▶ **To do**: In your copy, repeat the records exactly and leave out the pictures.

[Saved entries]

########################################

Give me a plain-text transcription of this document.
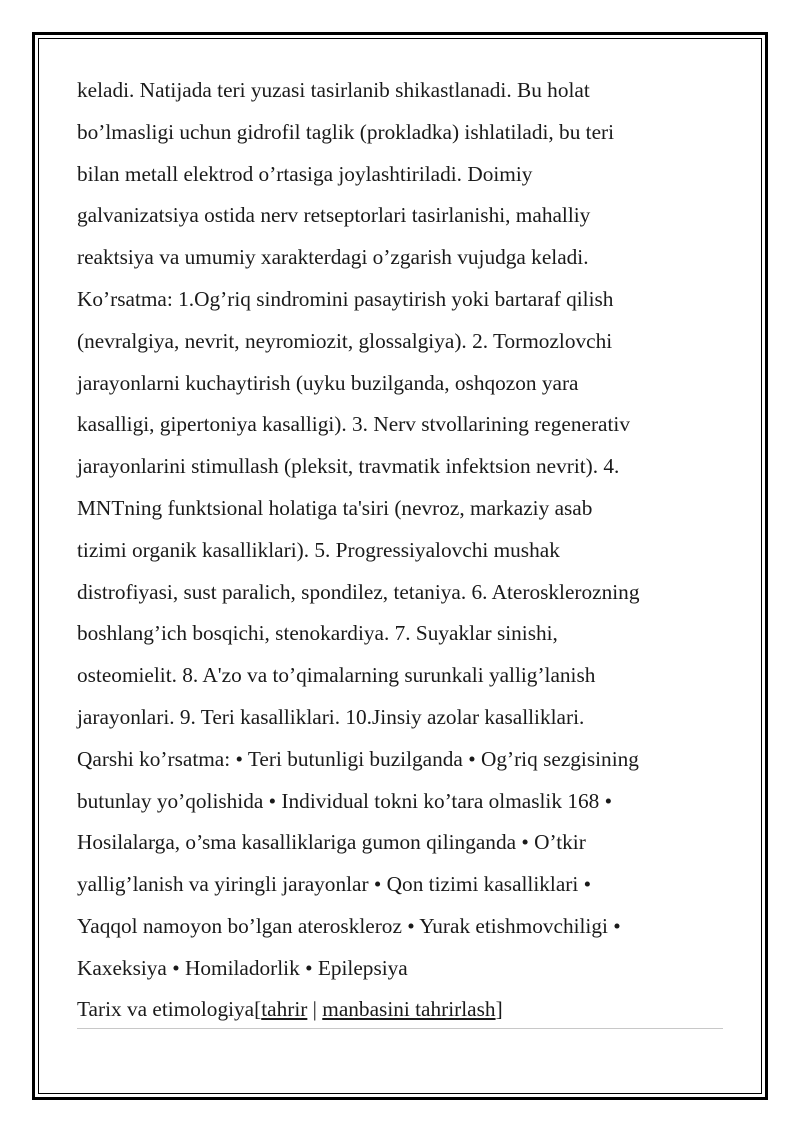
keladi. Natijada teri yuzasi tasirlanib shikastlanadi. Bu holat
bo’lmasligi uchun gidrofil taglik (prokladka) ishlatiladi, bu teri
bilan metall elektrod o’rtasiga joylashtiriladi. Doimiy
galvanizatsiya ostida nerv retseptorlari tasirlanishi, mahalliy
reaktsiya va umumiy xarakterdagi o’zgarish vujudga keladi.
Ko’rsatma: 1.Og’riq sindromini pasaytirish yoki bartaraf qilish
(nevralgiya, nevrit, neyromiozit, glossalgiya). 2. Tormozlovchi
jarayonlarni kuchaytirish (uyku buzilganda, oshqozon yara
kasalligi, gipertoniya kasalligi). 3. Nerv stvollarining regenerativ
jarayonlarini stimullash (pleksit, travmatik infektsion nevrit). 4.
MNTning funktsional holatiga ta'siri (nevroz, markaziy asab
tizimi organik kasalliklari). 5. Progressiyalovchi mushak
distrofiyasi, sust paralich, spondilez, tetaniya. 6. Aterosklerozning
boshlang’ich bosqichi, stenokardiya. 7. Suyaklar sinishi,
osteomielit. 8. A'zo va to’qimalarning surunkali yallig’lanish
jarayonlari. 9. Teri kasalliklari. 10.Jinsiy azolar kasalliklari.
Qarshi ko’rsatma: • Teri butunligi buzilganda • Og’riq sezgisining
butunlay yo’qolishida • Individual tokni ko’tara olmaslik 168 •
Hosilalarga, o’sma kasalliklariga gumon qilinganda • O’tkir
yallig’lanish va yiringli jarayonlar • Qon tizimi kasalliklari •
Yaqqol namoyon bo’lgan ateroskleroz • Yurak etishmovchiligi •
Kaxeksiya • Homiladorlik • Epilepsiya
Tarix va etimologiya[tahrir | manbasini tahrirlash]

########################################

▶ **Exercise output**:
Give me a plain-text transcription of this document.
keladi. Natijada teri yuzasi tasirlanib shikastlanadi. Bu holat
bo’lmasligi uchun gidrofil taglik (prokladka) ishlatiladi, bu teri
bilan metall elektrod o’rtasiga joylashtiriladi. Doimiy
galvanizatsiya ostida nerv retseptorlari tasirlanishi, mahalliy
reaktsiya va umumiy xarakterdagi o’zgarish vujudga keladi.
Ko’rsatma: 1.Og’riq sindromini pasaytirish yoki bartaraf qilish
(nevralgiya, nevrit, neyromiozit, glossalgiya). 2. Tormozlovchi
jarayonlarni kuchaytirish (uyku buzilganda, oshqozon yara
kasalligi, gipertoniya kasalligi). 3. Nerv stvollarining regenerativ
jarayonlarini stimullash (pleksit, travmatik infektsion nevrit). 4.
MNTning funktsional holatiga ta'siri (nevroz, markaziy asab
tizimi organik kasalliklari). 5. Progressiyalovchi mushak
distrofiyasi, sust paralich, spondilez, tetaniya. 6. Aterosklerozning
boshlang’ich bosqichi, stenokardiya. 7. Suyaklar sinishi,
osteomielit. 8. A'zo va to’qimalarning surunkali yallig’lanish
jarayonlari. 9. Teri kasalliklari. 10.Jinsiy azolar kasalliklari.
Qarshi ko’rsatma: • Teri butunligi buzilganda • Og’riq sezgisining
butunlay yo’qolishida • Individual tokni ko’tara olmaslik 168 •
Hosilalarga, o’sma kasalliklariga gumon qilinganda • O’tkir
yallig’lanish va yiringli jarayonlar • Qon tizimi kasalliklari •
Yaqqol namoyon bo’lgan ateroskleroz • Yurak etishmovchiligi •
Kaxeksiya • Homiladorlik • Epilepsiya
Tarix va etimologiya[tahrir | manbasini tahrirlash]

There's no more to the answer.